Wherever a line below holds the word "text", copy that line.

══════════════════════════════

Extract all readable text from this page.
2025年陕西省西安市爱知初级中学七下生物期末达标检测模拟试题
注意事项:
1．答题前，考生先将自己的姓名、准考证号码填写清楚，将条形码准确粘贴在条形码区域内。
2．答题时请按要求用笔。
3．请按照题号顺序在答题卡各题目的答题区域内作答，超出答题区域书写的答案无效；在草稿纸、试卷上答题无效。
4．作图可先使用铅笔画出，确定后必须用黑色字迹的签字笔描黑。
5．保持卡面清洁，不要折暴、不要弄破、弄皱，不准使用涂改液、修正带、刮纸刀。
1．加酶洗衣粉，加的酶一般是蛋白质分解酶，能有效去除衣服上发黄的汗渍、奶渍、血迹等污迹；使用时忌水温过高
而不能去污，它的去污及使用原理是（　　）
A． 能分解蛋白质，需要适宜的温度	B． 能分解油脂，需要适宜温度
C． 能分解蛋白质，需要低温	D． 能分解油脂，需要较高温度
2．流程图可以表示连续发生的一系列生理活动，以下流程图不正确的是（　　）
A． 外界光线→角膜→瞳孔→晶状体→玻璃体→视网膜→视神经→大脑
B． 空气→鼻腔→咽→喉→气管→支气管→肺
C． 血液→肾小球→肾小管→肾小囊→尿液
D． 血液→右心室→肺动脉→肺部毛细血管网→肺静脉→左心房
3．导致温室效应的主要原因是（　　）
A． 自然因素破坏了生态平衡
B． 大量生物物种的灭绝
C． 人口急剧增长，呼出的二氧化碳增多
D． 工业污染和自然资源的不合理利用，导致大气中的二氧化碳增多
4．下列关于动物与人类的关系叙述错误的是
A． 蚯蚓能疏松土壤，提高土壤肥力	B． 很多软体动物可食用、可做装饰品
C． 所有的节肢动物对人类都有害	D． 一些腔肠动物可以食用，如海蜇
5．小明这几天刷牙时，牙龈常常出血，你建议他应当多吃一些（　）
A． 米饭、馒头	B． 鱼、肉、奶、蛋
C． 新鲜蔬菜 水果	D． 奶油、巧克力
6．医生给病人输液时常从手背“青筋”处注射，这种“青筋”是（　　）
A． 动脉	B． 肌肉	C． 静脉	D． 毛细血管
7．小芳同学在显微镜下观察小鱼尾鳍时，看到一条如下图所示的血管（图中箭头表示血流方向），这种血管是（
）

══════════════════════════════

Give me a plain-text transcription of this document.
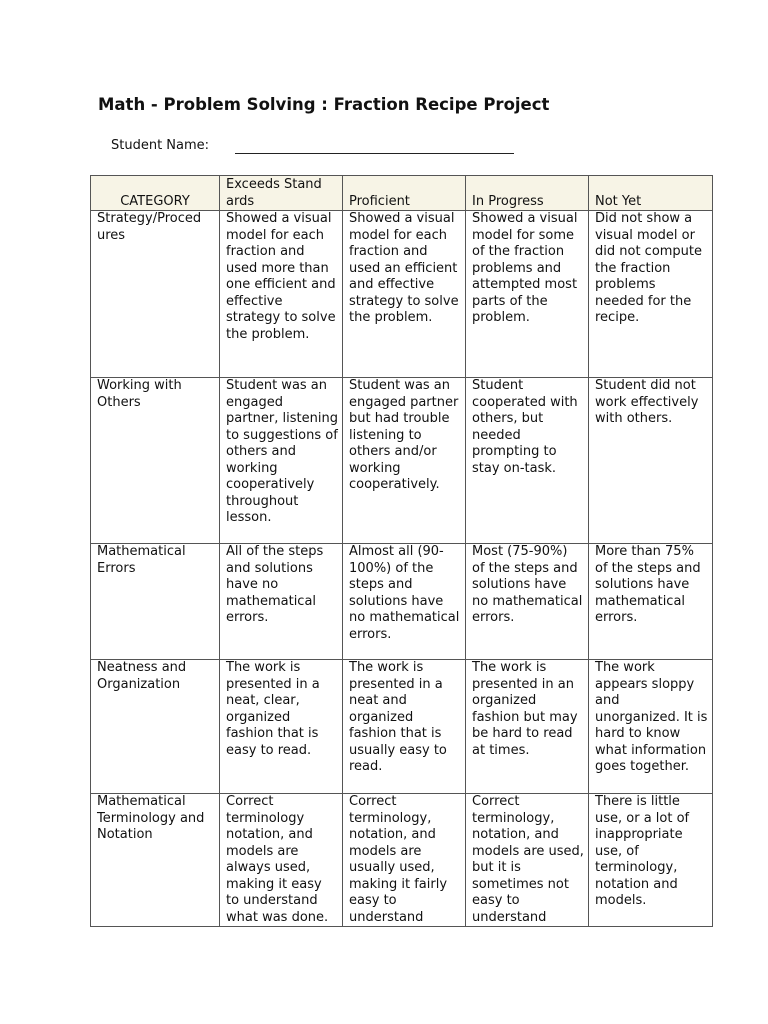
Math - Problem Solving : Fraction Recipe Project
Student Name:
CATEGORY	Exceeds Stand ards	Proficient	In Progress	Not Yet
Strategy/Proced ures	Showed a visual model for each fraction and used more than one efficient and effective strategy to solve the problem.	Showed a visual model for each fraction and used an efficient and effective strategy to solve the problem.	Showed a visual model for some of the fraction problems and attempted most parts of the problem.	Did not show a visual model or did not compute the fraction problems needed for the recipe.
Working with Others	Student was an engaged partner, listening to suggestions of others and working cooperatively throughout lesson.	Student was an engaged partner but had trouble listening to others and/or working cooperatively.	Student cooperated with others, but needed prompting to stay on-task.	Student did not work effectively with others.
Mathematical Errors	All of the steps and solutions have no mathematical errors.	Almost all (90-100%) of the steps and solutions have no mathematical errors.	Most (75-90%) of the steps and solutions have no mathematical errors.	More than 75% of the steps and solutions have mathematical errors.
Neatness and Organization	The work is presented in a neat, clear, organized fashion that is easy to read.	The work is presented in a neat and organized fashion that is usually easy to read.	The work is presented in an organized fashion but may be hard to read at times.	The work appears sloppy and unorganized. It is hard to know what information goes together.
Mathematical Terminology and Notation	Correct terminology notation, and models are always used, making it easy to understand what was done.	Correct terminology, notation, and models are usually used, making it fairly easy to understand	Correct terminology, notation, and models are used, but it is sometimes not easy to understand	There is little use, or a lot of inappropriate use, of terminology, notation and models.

══════════════════════════════

> **Finished answer**:
Extract all readable text from this page.
Give me a plain-text transcription of this document.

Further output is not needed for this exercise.